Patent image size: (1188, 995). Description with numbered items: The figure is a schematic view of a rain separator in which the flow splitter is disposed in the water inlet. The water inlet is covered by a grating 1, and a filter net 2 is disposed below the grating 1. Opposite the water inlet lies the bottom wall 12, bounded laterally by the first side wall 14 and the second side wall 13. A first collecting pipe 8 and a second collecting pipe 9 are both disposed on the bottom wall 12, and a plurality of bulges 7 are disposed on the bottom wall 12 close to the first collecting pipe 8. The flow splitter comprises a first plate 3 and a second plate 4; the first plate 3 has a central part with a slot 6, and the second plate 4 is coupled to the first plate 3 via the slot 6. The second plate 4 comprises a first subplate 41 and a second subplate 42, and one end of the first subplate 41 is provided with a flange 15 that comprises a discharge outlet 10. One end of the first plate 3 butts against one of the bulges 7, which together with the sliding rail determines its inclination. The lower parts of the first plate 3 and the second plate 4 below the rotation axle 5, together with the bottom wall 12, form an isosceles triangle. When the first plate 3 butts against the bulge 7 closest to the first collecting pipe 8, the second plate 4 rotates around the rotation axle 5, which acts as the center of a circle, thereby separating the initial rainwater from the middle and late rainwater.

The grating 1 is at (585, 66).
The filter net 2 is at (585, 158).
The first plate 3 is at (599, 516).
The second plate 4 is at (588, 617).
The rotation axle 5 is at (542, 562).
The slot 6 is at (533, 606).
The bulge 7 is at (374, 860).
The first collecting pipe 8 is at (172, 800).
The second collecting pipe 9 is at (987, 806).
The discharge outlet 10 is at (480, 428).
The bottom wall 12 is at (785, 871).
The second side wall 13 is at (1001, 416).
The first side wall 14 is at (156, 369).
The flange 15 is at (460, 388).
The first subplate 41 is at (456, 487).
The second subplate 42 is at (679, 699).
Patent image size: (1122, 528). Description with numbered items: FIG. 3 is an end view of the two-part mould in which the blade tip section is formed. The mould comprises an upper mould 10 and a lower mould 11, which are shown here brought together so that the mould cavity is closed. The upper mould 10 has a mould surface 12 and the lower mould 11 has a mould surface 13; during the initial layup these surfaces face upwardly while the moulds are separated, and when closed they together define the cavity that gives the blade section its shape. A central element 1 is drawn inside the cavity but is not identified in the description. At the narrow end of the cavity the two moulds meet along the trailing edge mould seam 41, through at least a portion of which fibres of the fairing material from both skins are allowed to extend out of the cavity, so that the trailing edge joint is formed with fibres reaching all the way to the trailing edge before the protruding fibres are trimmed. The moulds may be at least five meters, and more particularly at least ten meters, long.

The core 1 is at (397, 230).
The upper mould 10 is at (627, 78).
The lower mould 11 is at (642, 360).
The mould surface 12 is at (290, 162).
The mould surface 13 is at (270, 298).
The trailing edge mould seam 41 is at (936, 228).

□ □ □ □ □

→ WRITTEN PROBLEM
Pick out every line of the items above that contains the string "slot" and copy each one in full. Treat uppercase and lowercase letters as different.

→ RESULT FOR THIS TASK
Patent image size: (1188, 995). Description with numbered items: The figure is a schematic view of a rain separator in which the flow splitter is disposed in the water inlet. The water inlet is covered by a grating 1, and a filter net 2 is disposed below the grating 1. Opposite the water inlet lies the bottom wall 12, bounded laterally by the first side wall 14 and the second side wall 13. A first collecting pipe 8 and a second collecting pipe 9 are both disposed on the bottom wall 12, and a plurality of bulges 7 are disposed on the bottom wall 12 close to the first collecting pipe 8. The flow splitter comprises a first plate 3 and a second plate 4; the first plate 3 has a central part with a slot 6, and the second plate 4 is coupled to the first plate 3 via the slot 6. The second plate 4 comprises a first subplate 41 and a second subplate 42, and one end of the first subplate 41 is provided with a flange 15 that comprises a discharge outlet 10. One end of the first plate 3 butts against one of the bulges 7, which together with the sliding rail determines its inclination. The lower parts of the first plate 3 and the second plate 4 below the rotation axle 5, together with the bottom wall 12, form an isosceles triangle. When the first plate 3 butts against the bulge 7 closest to the first collecting pipe 8, the second plate 4 rotates around the rotation axle 5, which acts as the center of a circle, thereby separating the initial rainwater from the middle and late rainwater.
The slot 6 is at (533, 606).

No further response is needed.